For Texas and all States, most operators limit facility emissions, where feasible, to qualify for minor source air permits. Minor source permits are granted via Texas minor source permitting program are desirable for following reasons:

  • Faster regulatory approval times mean the facility can begin construction and producing oil and gas for sales with minimal or almost no wait time.
  • Fewer recordkeeping and reporting requirements than Federal air operating permits.
  • Lower permit fees
  • Fewer expected onsite facility inspections by TCEQ
  • Keeps facility off list of facilities under Federal oversight
  • Public notices not required for certain minor source permitting actions (e.g., PBRs and Standard Permit for O&G facilities)

Below is an overview of some key aspects of the TCEQ’s air permitting program.

The air permitting programs managed by TCEQ include:

  • Federal Clean Air Act (CAA) requirements since TCEQ delegated authority by the USEPA.
  • Texas State only minor source air permits and standards

Federal (USEPA) Major Source Air Permits Administered by TCEQ:

  • Title V Federal Operating Permits – facility with potential to emit (PTE) of 100 tons per year (tpy) of criteria pollutants or 10/25 tpy of hazardous air pollutants (HAPs)
____
* **Exercise prompt**
Please transcribe the Texas air permitting text word for word, between "Below is an" and "by the USEPA.", inclusive.

* **Excerpted records**
____
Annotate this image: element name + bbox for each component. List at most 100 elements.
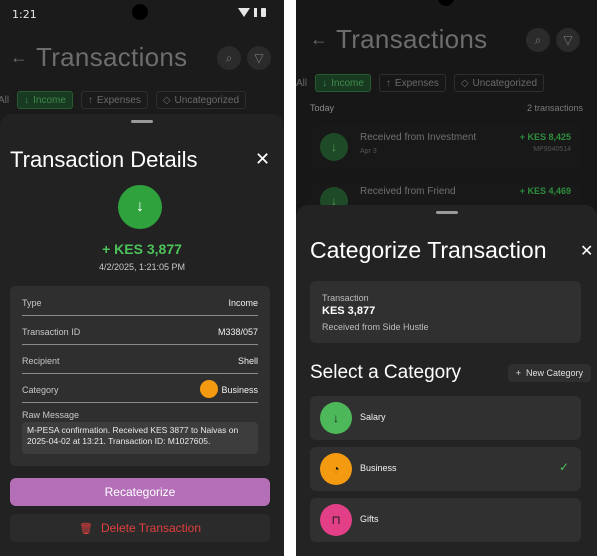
screen-title: Transactions: [36, 42, 188, 72]
transaction-date: Apr 3: [360, 148, 377, 155]
app-bar: ← Transactions ⌕ ▽: [0, 38, 284, 78]
list-item[interactable]: ↓ Received from Investment Apr 3 + KES 8…: [310, 124, 581, 170]
back-arrow-icon[interactable]: ←: [10, 47, 28, 68]
filter-button[interactable]: ▽: [556, 28, 580, 52]
transaction-title: Received from Investment: [360, 132, 477, 143]
detail-label: Recipient: [22, 356, 60, 366]
delete-transaction-button[interactable]: 🗑 Delete Transaction: [10, 514, 270, 542]
categorize-sheet: Categorize Transaction ✕ Transaction KES…: [296, 205, 597, 556]
filter-income[interactable]: ↓ Income: [17, 91, 73, 109]
income-arrow-icon: ↓: [118, 185, 162, 229]
summary-amount: KES 3,877: [322, 305, 376, 317]
select-category-heading: Select a Category: [310, 362, 462, 383]
category-option-business[interactable]: ◔ Business ✓: [310, 447, 581, 491]
filter-chips: All ↓ Income ↑ Expenses ◇ Uncategorized: [0, 90, 282, 110]
arrow-down-icon: ↓: [24, 94, 30, 106]
status-time: 1:21: [12, 8, 37, 21]
category-color-dot: [200, 380, 218, 398]
camera-cutout: [132, 4, 148, 20]
filter-expenses[interactable]: ↑ Expenses: [378, 74, 446, 92]
category-name: Gifts: [360, 514, 379, 524]
filter-icon: ▽: [563, 33, 573, 47]
tag-icon: ◇: [162, 94, 171, 106]
filter-income-label: Income: [33, 94, 66, 106]
arrow-up-icon: ↑: [385, 77, 391, 89]
summary-description: Received from Side Hustle: [322, 322, 429, 332]
search-icon: ⌕: [534, 33, 542, 47]
filter-uncategorized-label: Uncategorized: [472, 77, 538, 89]
search-button[interactable]: ⌕: [526, 28, 550, 52]
back-arrow-icon[interactable]: ←: [310, 29, 328, 50]
filter-income[interactable]: ↓ Income: [315, 74, 371, 92]
sheet-drag-handle[interactable]: [131, 120, 153, 123]
battery-icon: [261, 8, 266, 17]
transaction-amount: + KES 4,469: [519, 186, 571, 196]
plus-icon: +: [515, 368, 521, 378]
filter-chips: All ↓ Income ↑ Expenses ◇ Uncategorized: [296, 73, 597, 93]
detail-value: M338/057: [217, 327, 258, 337]
status-bar: 1:21: [0, 0, 284, 28]
wifi-icon: [238, 8, 250, 17]
left-phone-screen: 1:21 ← Transactions ⌕ ▽ All ↓ Income ↑ Exp…: [0, 0, 284, 556]
detail-row-category: Category Business: [22, 377, 258, 403]
detail-value: Shell: [237, 356, 258, 366]
transaction-summary-card: Transaction KES 3,877 Received from Side…: [310, 281, 581, 343]
detail-row-type: Type Income: [22, 290, 258, 316]
new-category-label: New Category: [525, 368, 583, 378]
transaction-count: 2 transactions: [526, 103, 583, 113]
detail-label: Transaction ID: [22, 327, 81, 337]
filter-all[interactable]: All: [296, 78, 307, 89]
checkmark-icon: ✓: [558, 460, 569, 474]
category-name: Business: [360, 463, 397, 473]
search-icon: ⌕: [225, 51, 233, 65]
filter-icon: ▽: [254, 51, 264, 65]
search-button[interactable]: ⌕: [217, 46, 241, 70]
app-bar: ← Transactions ⌕ ▽: [296, 20, 597, 60]
filter-uncategorized[interactable]: ◇ Uncategorized: [155, 91, 247, 109]
transaction-id: MP9040514: [533, 146, 571, 153]
arrow-down-icon: ↓: [320, 402, 352, 434]
filter-all[interactable]: All: [0, 95, 9, 106]
transaction-datetime: 4/2/2025, 1:21:05 PM: [98, 262, 186, 272]
filter-button[interactable]: ▽: [247, 46, 271, 70]
category-option-gifts[interactable]: ⊓ Gifts: [310, 498, 581, 542]
transaction-title: Received from Friend: [360, 186, 456, 197]
sheet-title: Transaction Details: [10, 147, 198, 172]
new-category-button[interactable]: + New Category: [507, 364, 591, 382]
arrow-down-icon: ↓: [322, 77, 328, 89]
raw-message-label: Raw Message: [22, 410, 80, 420]
trash-icon: 🗑: [78, 523, 93, 535]
summary-label: Transaction: [322, 293, 369, 303]
transaction-amount: + KES 3,877: [102, 241, 182, 257]
close-icon[interactable]: ✕: [255, 149, 270, 170]
close-icon[interactable]: ✕: [580, 241, 593, 261]
right-phone-screen: ← Transactions ⌕ ▽ All ↓ Income ↑ Expenses…: [296, 0, 597, 556]
sheet-drag-handle[interactable]: [435, 211, 458, 214]
delete-label: Delete Transaction: [100, 521, 202, 535]
filter-uncategorized-label: Uncategorized: [174, 94, 240, 106]
detail-row-recipient: Recipient Shell: [22, 348, 258, 374]
category-option-salary[interactable]: ↓ Salary: [310, 396, 581, 440]
tag-icon: ◇: [460, 77, 469, 89]
detail-label: Category: [22, 385, 59, 395]
category-name: Salary: [360, 412, 386, 422]
filter-income-label: Income: [331, 77, 364, 89]
filter-uncategorized[interactable]: ◇ Uncategorized: [453, 74, 545, 92]
recategorize-button[interactable]: Recategorize: [10, 478, 270, 506]
details-card: Type Income Transaction ID M338/057 Reci…: [10, 286, 270, 466]
section-today: Today: [310, 103, 335, 113]
filter-expenses-label: Expenses: [394, 77, 439, 89]
bookmark-icon: ⊓: [320, 504, 352, 536]
detail-value: Business: [221, 385, 258, 395]
detail-value: Income: [228, 298, 258, 308]
transaction-amount: + KES 8,425: [519, 132, 571, 142]
sheet-title: Categorize Transaction: [310, 237, 547, 263]
raw-message-text: M-PESA confirmation. Received KES 3877 t…: [22, 422, 258, 454]
screen-title: Transactions: [336, 24, 488, 54]
detail-row-transaction-id: Transaction ID M338/057: [22, 319, 258, 345]
filter-expenses[interactable]: ↑ Expenses: [80, 91, 148, 109]
signal-icon: [254, 8, 257, 17]
pie-chart-icon: ◔: [320, 453, 352, 485]
detail-label: Type: [22, 298, 42, 308]
arrow-up-icon: ↑: [87, 94, 93, 106]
____
* **Result for this task**
Below is an overview of some key aspects of the TCEQ’s air permitting program.

The air permitting programs managed by TCEQ include:

  • Federal Clean Air Act (CAA) requirements since TCEQ delegated authority by the USEPA.